--- BEGIN Material for this task ---

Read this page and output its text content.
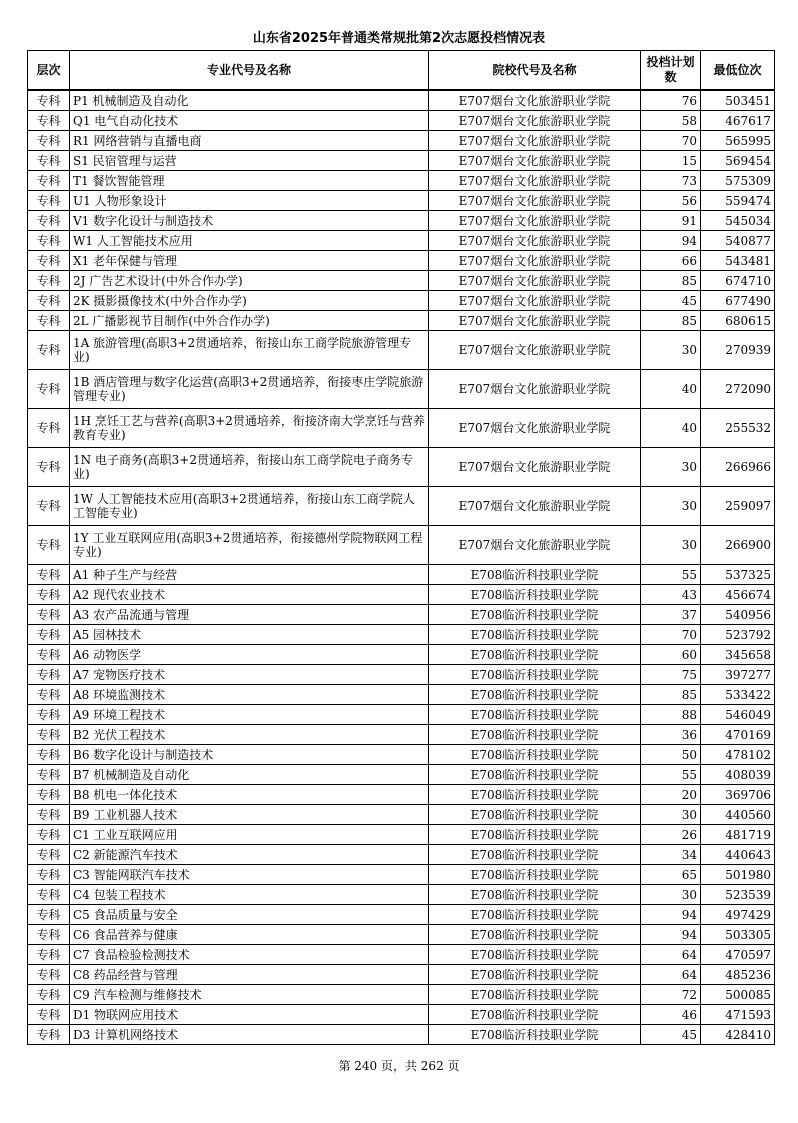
山东省2025年普通类常规批第2次志愿投档情况表
层次	专业代号及名称	院校代号及名称	投档计划数	最低位次
专科	P1 机械制造及自动化	E707烟台文化旅游职业学院	76	503451
专科	Q1 电气自动化技术	E707烟台文化旅游职业学院	58	467617
专科	R1 网络营销与直播电商	E707烟台文化旅游职业学院	70	565995
专科	S1 民宿管理与运营	E707烟台文化旅游职业学院	15	569454
专科	T1 餐饮智能管理	E707烟台文化旅游职业学院	73	575309
专科	U1 人物形象设计	E707烟台文化旅游职业学院	56	559474
专科	V1 数字化设计与制造技术	E707烟台文化旅游职业学院	91	545034
专科	W1 人工智能技术应用	E707烟台文化旅游职业学院	94	540877
专科	X1 老年保健与管理	E707烟台文化旅游职业学院	66	543481
专科	2J 广告艺术设计(中外合作办学)	E707烟台文化旅游职业学院	85	674710
专科	2K 摄影摄像技术(中外合作办学)	E707烟台文化旅游职业学院	45	677490
专科	2L 广播影视节目制作(中外合作办学)	E707烟台文化旅游职业学院	85	680615
专科	1A 旅游管理(高职3+2贯通培养，衔接山东工商学院旅游管理专业)	E707烟台文化旅游职业学院	30	270939
专科	1B 酒店管理与数字化运营(高职3+2贯通培养，衔接枣庄学院旅游管理专业)	E707烟台文化旅游职业学院	40	272090
专科	1H 烹饪工艺与营养(高职3+2贯通培养，衔接济南大学烹饪与营养教育专业)	E707烟台文化旅游职业学院	40	255532
专科	1N 电子商务(高职3+2贯通培养，衔接山东工商学院电子商务专业)	E707烟台文化旅游职业学院	30	266966
专科	1W 人工智能技术应用(高职3+2贯通培养，衔接山东工商学院人工智能专业)	E707烟台文化旅游职业学院	30	259097
专科	1Y 工业互联网应用(高职3+2贯通培养，衔接德州学院物联网工程专业)	E707烟台文化旅游职业学院	30	266900
专科	A1 种子生产与经营	E708临沂科技职业学院	55	537325
专科	A2 现代农业技术	E708临沂科技职业学院	43	456674
专科	A3 农产品流通与管理	E708临沂科技职业学院	37	540956
专科	A5 园林技术	E708临沂科技职业学院	70	523792
专科	A6 动物医学	E708临沂科技职业学院	60	345658
专科	A7 宠物医疗技术	E708临沂科技职业学院	75	397277
专科	A8 环境监测技术	E708临沂科技职业学院	85	533422
专科	A9 环境工程技术	E708临沂科技职业学院	88	546049
专科	B2 光伏工程技术	E708临沂科技职业学院	36	470169
专科	B6 数字化设计与制造技术	E708临沂科技职业学院	50	478102
专科	B7 机械制造及自动化	E708临沂科技职业学院	55	408039
专科	B8 机电一体化技术	E708临沂科技职业学院	20	369706
专科	B9 工业机器人技术	E708临沂科技职业学院	30	440560
专科	C1 工业互联网应用	E708临沂科技职业学院	26	481719
专科	C2 新能源汽车技术	E708临沂科技职业学院	34	440643
专科	C3 智能网联汽车技术	E708临沂科技职业学院	65	501980
专科	C4 包装工程技术	E708临沂科技职业学院	30	523539
专科	C5 食品质量与安全	E708临沂科技职业学院	94	497429
专科	C6 食品营养与健康	E708临沂科技职业学院	94	503305
专科	C7 食品检验检测技术	E708临沂科技职业学院	64	470597
专科	C8 药品经营与管理	E708临沂科技职业学院	64	485236
专科	C9 汽车检测与维修技术	E708临沂科技职业学院	72	500085
专科	D1 物联网应用技术	E708临沂科技职业学院	46	471593
专科	D3 计算机网络技术	E708临沂科技职业学院	45	428410
第 240 页，共 262 页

--- END Material for this task ---

- _Short problem_: Copy the data character for character, but drop all pictures from the copy.

- _Exercise result_:
Read this page and output its text content.
山东省2025年普通类常规批第2次志愿投档情况表
层次	专业代号及名称	院校代号及名称	投档计划数	最低位次
专科	P1 机械制造及自动化	E707烟台文化旅游职业学院	76	503451
专科	Q1 电气自动化技术	E707烟台文化旅游职业学院	58	467617
专科	R1 网络营销与直播电商	E707烟台文化旅游职业学院	70	565995
专科	S1 民宿管理与运营	E707烟台文化旅游职业学院	15	569454
专科	T1 餐饮智能管理	E707烟台文化旅游职业学院	73	575309
专科	U1 人物形象设计	E707烟台文化旅游职业学院	56	559474
专科	V1 数字化设计与制造技术	E707烟台文化旅游职业学院	91	545034
专科	W1 人工智能技术应用	E707烟台文化旅游职业学院	94	540877
专科	X1 老年保健与管理	E707烟台文化旅游职业学院	66	543481
专科	2J 广告艺术设计(中外合作办学)	E707烟台文化旅游职业学院	85	674710
专科	2K 摄影摄像技术(中外合作办学)	E707烟台文化旅游职业学院	45	677490
专科	2L 广播影视节目制作(中外合作办学)	E707烟台文化旅游职业学院	85	680615
专科	1A 旅游管理(高职3+2贯通培养，衔接山东工商学院旅游管理专业)	E707烟台文化旅游职业学院	30	270939
专科	1B 酒店管理与数字化运营(高职3+2贯通培养，衔接枣庄学院旅游管理专业)	E707烟台文化旅游职业学院	40	272090
专科	1H 烹饪工艺与营养(高职3+2贯通培养，衔接济南大学烹饪与营养教育专业)	E707烟台文化旅游职业学院	40	255532
专科	1N 电子商务(高职3+2贯通培养，衔接山东工商学院电子商务专业)	E707烟台文化旅游职业学院	30	266966
专科	1W 人工智能技术应用(高职3+2贯通培养，衔接山东工商学院人工智能专业)	E707烟台文化旅游职业学院	30	259097
专科	1Y 工业互联网应用(高职3+2贯通培养，衔接德州学院物联网工程专业)	E707烟台文化旅游职业学院	30	266900
专科	A1 种子生产与经营	E708临沂科技职业学院	55	537325
专科	A2 现代农业技术	E708临沂科技职业学院	43	456674
专科	A3 农产品流通与管理	E708临沂科技职业学院	37	540956
专科	A5 园林技术	E708临沂科技职业学院	70	523792
专科	A6 动物医学	E708临沂科技职业学院	60	345658
专科	A7 宠物医疗技术	E708临沂科技职业学院	75	397277
专科	A8 环境监测技术	E708临沂科技职业学院	85	533422
专科	A9 环境工程技术	E708临沂科技职业学院	88	546049
专科	B2 光伏工程技术	E708临沂科技职业学院	36	470169
专科	B6 数字化设计与制造技术	E708临沂科技职业学院	50	478102
专科	B7 机械制造及自动化	E708临沂科技职业学院	55	408039
专科	B8 机电一体化技术	E708临沂科技职业学院	20	369706
专科	B9 工业机器人技术	E708临沂科技职业学院	30	440560
专科	C1 工业互联网应用	E708临沂科技职业学院	26	481719
专科	C2 新能源汽车技术	E708临沂科技职业学院	34	440643
专科	C3 智能网联汽车技术	E708临沂科技职业学院	65	501980
专科	C4 包装工程技术	E708临沂科技职业学院	30	523539
专科	C5 食品质量与安全	E708临沂科技职业学院	94	497429
专科	C6 食品营养与健康	E708临沂科技职业学院	94	503305
专科	C7 食品检验检测技术	E708临沂科技职业学院	64	470597
专科	C8 药品经营与管理	E708临沂科技职业学院	64	485236
专科	C9 汽车检测与维修技术	E708临沂科技职业学院	72	500085
专科	D1 物联网应用技术	E708临沂科技职业学院	46	471593
专科	D3 计算机网络技术	E708临沂科技职业学院	45	428410
第 240 页，共 262 页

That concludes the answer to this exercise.